**What you are asked to do:** Take all the material and copy it exactly.

**Source material:**
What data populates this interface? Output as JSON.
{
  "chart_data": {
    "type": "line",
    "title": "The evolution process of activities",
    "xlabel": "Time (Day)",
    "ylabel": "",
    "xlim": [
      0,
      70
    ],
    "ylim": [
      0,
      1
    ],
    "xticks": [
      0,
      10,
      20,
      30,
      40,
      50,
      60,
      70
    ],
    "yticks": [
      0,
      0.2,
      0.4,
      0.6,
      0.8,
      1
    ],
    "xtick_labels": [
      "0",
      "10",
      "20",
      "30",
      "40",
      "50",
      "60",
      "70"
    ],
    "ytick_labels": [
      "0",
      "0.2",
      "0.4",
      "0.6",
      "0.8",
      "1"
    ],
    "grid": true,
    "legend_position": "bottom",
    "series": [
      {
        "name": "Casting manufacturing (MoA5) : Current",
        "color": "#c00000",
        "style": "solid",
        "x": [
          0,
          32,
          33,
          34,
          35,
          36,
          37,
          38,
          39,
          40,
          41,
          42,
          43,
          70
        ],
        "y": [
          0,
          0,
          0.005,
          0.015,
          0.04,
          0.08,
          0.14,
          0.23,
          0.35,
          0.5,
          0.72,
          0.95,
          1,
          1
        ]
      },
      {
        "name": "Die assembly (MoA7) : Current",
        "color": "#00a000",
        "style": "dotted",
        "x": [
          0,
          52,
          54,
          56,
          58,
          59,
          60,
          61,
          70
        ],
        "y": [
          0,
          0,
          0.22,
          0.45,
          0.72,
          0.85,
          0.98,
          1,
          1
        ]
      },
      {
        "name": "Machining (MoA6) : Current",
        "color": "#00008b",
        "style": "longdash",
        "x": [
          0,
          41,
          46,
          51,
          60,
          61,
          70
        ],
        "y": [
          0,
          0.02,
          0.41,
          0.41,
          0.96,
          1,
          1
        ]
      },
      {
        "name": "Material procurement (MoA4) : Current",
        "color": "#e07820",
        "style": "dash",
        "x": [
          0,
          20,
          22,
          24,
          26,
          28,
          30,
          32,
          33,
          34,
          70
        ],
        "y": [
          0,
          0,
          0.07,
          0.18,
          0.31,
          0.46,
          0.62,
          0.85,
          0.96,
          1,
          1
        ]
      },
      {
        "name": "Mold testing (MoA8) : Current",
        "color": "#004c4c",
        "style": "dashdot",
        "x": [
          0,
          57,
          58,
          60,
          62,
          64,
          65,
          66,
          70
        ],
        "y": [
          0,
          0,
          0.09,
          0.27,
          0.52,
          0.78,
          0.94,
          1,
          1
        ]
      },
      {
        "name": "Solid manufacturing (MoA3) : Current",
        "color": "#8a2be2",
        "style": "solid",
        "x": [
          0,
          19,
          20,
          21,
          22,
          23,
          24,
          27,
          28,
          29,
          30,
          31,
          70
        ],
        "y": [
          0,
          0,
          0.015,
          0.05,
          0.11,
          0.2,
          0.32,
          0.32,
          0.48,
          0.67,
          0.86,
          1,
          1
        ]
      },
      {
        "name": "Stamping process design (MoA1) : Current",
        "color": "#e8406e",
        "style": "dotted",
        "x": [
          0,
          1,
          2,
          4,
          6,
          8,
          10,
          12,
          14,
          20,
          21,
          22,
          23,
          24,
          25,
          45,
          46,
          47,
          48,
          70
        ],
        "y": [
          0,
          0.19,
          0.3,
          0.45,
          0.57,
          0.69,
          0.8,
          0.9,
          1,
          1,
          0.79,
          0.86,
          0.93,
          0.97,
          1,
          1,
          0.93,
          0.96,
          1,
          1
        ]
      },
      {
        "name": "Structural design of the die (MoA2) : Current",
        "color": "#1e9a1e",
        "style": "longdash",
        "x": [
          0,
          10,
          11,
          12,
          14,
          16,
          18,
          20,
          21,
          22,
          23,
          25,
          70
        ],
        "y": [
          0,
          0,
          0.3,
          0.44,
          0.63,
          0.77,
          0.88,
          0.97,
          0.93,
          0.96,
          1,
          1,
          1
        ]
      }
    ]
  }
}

**Reply:**
What data populates this interface? Output as JSON.
{
  "chart_data": {
    "type": "line",
    "title": "The evolution process of activities",
    "xlabel": "Time (Day)",
    "ylabel": "",
    "xlim": [
      0,
      70
    ],
    "ylim": [
      0,
      1
    ],
    "xticks": [
      0,
      10,
      20,
      30,
      40,
      50,
      60,
      70
    ],
    "yticks": [
      0,
      0.2,
      0.4,
      0.6,
      0.8,
      1
    ],
    "xtick_labels": [
      "0",
      "10",
      "20",
      "30",
      "40",
      "50",
      "60",
      "70"
    ],
    "ytick_labels": [
      "0",
      "0.2",
      "0.4",
      "0.6",
      "0.8",
      "1"
    ],
    "grid": true,
    "legend_position": "bottom",
    "series": [
      {
        "name": "Casting manufacturing (MoA5) : Current",
        "color": "#c00000",
        "style": "solid",
        "x": [
          0,
          32,
          33,
          34,
          35,
          36,
          37,
          38,
          39,
          40,
          41,
          42,
          43,
          70
        ],
        "y": [
          0,
          0,
          0.005,
          0.015,
          0.04,
          0.08,
          0.14,
          0.23,
          0.35,
          0.5,
          0.72,
          0.95,
          1,
          1
        ]
      },
      {
        "name": "Die assembly (MoA7) : Current",
        "color": "#00a000",
        "style": "dotted",
        "x": [
          0,
          52,
          54,
          56,
          58,
          59,
          60,
          61,
          70
        ],
        "y": [
          0,
          0,
          0.22,
          0.45,
          0.72,
          0.85,
          0.98,
          1,
          1
        ]
      },
      {
        "name": "Machining (MoA6) : Current",
        "color": "#00008b",
        "style": "longdash",
        "x": [
          0,
          41,
          46,
          51,
          60,
          61,
          70
        ],
        "y": [
          0,
          0.02,
          0.41,
          0.41,
          0.96,
          1,
          1
        ]
      },
      {
        "name": "Material procurement (MoA4) : Current",
        "color": "#e07820",
        "style": "dash",
        "x": [
          0,
          20,
          22,
          24,
          26,
          28,
          30,
          32,
          33,
          34,
          70
        ],
        "y": [
          0,
          0,
          0.07,
          0.18,
          0.31,
          0.46,
          0.62,
          0.85,
          0.96,
          1,
          1
        ]
      },
      {
        "name": "Mold testing (MoA8) : Current",
        "color": "#004c4c",
        "style": "dashdot",
        "x": [
          0,
          57,
          58,
          60,
          62,
          64,
          65,
          66,
          70
        ],
        "y": [
          0,
          0,
          0.09,
          0.27,
          0.52,
          0.78,
          0.94,
          1,
          1
        ]
      },
      {
        "name": "Solid manufacturing (MoA3) : Current",
        "color": "#8a2be2",
        "style": "solid",
        "x": [
          0,
          19,
          20,
          21,
          22,
          23,
          24,
          27,
          28,
          29,
          30,
          31,
          70
        ],
        "y": [
          0,
          0,
          0.015,
          0.05,
          0.11,
          0.2,
          0.32,
          0.32,
          0.48,
          0.67,
          0.86,
          1,
          1
        ]
      },
      {
        "name": "Stamping process design (MoA1) : Current",
        "color": "#e8406e",
        "style": "dotted",
        "x": [
          0,
          1,
          2,
          4,
          6,
          8,
          10,
          12,
          14,
          20,
          21,
          22,
          23,
          24,
          25,
          45,
          46,
          47,
          48,
          70
        ],
        "y": [
          0,
          0.19,
          0.3,
          0.45,
          0.57,
          0.69,
          0.8,
          0.9,
          1,
          1,
          0.79,
          0.86,
          0.93,
          0.97,
          1,
          1,
          0.93,
          0.96,
          1,
          1
        ]
      },
      {
        "name": "Structural design of the die (MoA2) : Current",
        "color": "#1e9a1e",
        "style": "longdash",
        "x": [
          0,
          10,
          11,
          12,
          14,
          16,
          18,
          20,
          21,
          22,
          23,
          25,
          70
        ],
        "y": [
          0,
          0,
          0.3,
          0.44,
          0.63,
          0.77,
          0.88,
          0.97,
          0.93,
          0.96,
          1,
          1,
          1
        ]
      }
    ]
  }
}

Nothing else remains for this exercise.